Work instructions: Using the records provided below, locate and copy each line that contains the word "very".

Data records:
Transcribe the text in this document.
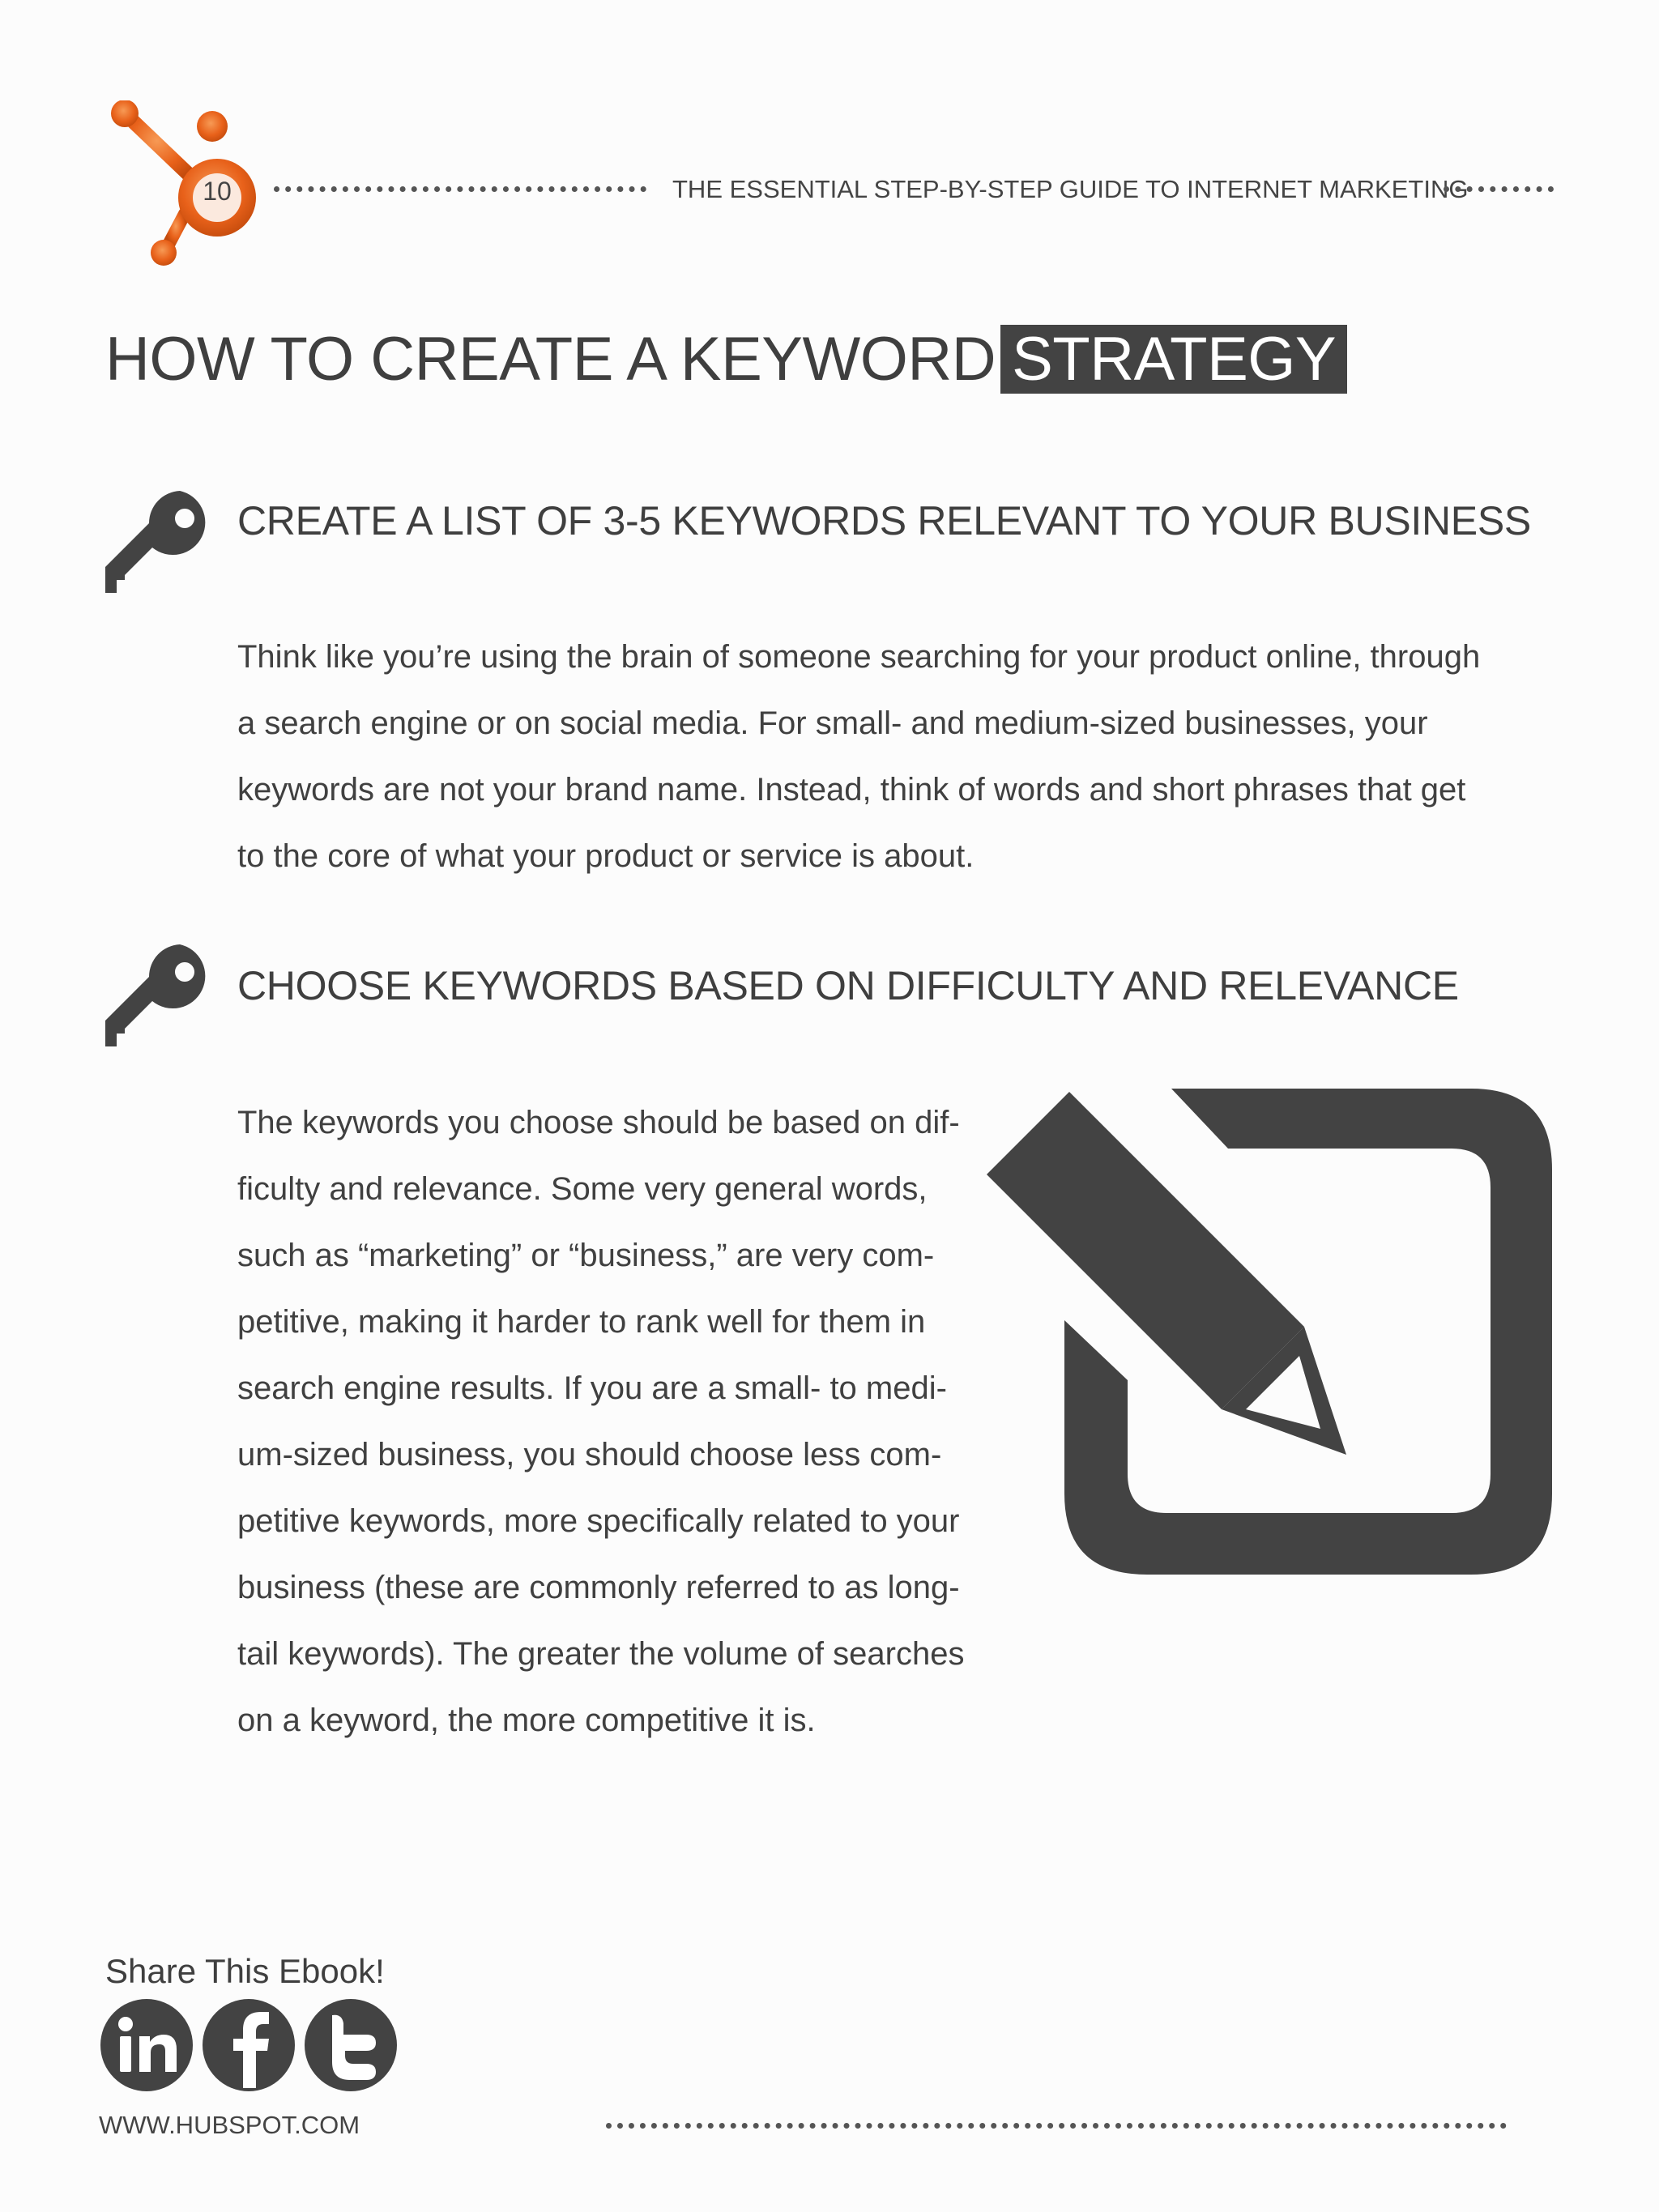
10	THE ESSENTIAL STEP-BY-STEP GUIDE TO INTERNET MARKETING
HOW TO CREATE A KEYWORD STRATEGY
CREATE A LIST OF 3-5 KEYWORDS RELEVANT TO YOUR BUSINESS
Think like you’re using the brain of someone searching for your product online, through
a search engine or on social media. For small- and medium-sized businesses, your
keywords are not your brand name. Instead, think of words and short phrases that get
to the core of what your product or service is about.
CHOOSE KEYWORDS BASED ON DIFFICULTY AND RELEVANCE
The keywords you choose should be based on dif-
ficulty and relevance. Some very general words,
such as “marketing” or “business,” are very com-
petitive, making it harder to rank well for them in
search engine results. If you are a small- to medi-
um-sized business, you should choose less com-
petitive keywords, more specifically related to your
business (these are commonly referred to as long-
tail keywords). The greater the volume of searches
on a keyword, the more competitive it is.
Share This Ebook!
WWW.HUBSPOT.COM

Solution to this task:
ficulty and relevance. Some very general words,
such as “marketing” or “business,” are very com-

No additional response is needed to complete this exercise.